Information given:
== == ==

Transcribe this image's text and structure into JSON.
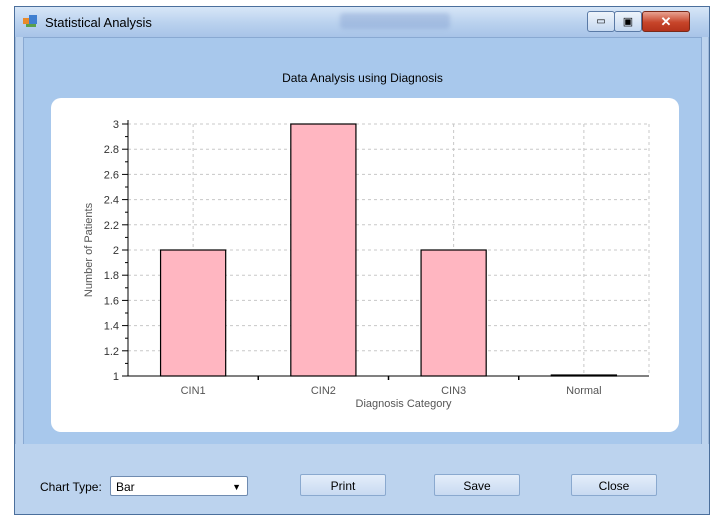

== == ==

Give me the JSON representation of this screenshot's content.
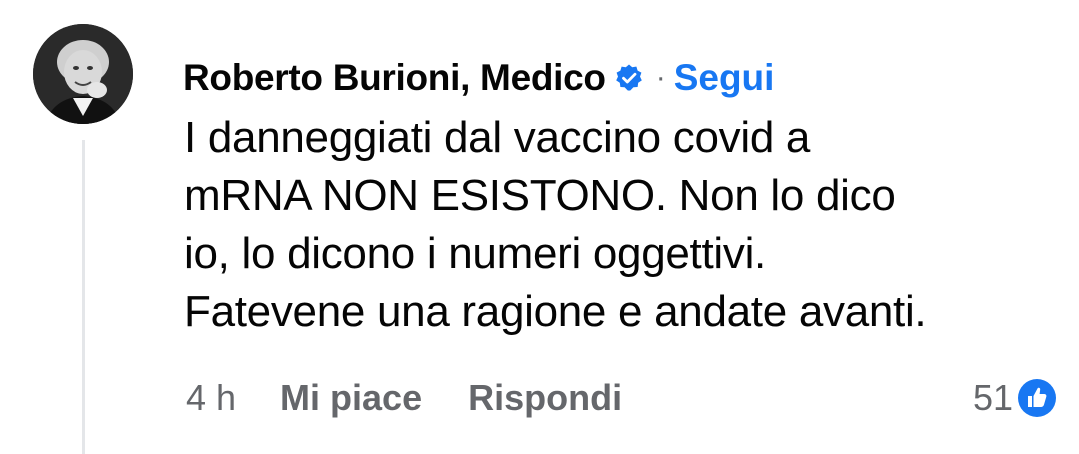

== == ==

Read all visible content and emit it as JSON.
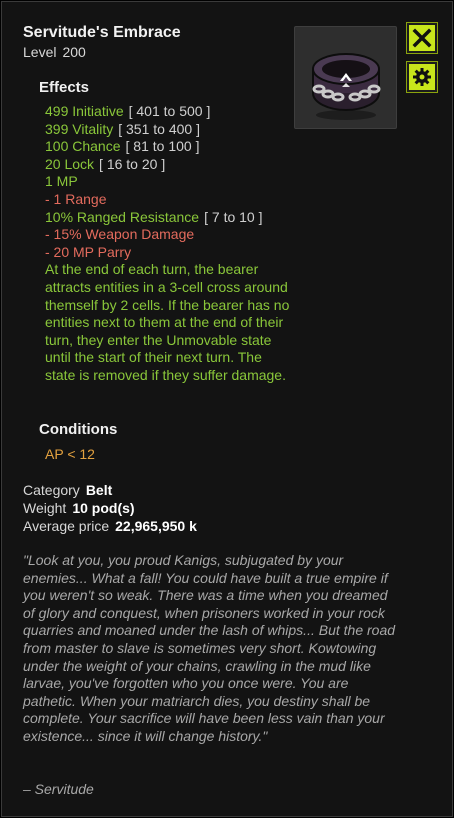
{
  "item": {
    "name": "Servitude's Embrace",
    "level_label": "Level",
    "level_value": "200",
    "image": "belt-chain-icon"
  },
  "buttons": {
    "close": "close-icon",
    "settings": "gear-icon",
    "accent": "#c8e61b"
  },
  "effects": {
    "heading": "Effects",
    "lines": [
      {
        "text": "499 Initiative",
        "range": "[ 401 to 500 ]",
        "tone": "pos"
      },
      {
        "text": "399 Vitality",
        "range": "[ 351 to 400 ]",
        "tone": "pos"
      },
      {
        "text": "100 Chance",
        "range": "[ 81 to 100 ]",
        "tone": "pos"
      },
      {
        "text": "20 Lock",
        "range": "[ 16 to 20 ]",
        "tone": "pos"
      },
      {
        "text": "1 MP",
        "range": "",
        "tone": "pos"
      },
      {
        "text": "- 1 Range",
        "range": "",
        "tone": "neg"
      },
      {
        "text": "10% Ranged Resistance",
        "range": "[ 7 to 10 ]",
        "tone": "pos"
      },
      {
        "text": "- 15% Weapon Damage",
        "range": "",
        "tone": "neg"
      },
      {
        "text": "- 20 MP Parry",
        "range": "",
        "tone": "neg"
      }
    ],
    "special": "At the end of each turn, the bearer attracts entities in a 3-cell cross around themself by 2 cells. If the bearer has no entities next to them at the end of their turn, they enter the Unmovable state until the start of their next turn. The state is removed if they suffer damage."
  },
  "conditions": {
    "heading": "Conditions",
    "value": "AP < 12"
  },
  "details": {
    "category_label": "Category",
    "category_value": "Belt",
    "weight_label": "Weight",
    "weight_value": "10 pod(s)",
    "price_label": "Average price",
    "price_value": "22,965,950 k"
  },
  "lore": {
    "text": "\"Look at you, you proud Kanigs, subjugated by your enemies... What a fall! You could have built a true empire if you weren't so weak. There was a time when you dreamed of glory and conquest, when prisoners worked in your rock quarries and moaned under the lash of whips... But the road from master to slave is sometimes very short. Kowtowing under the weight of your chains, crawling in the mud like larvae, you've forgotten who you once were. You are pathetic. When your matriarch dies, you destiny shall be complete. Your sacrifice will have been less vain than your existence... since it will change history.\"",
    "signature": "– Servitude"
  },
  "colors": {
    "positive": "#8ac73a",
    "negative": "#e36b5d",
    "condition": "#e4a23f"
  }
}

== == ==

The result should be every line that contains "this", copied from the entries.

Transcribe this image's text and structure into JSON.
Give me the JSON representation of this screenshot's content.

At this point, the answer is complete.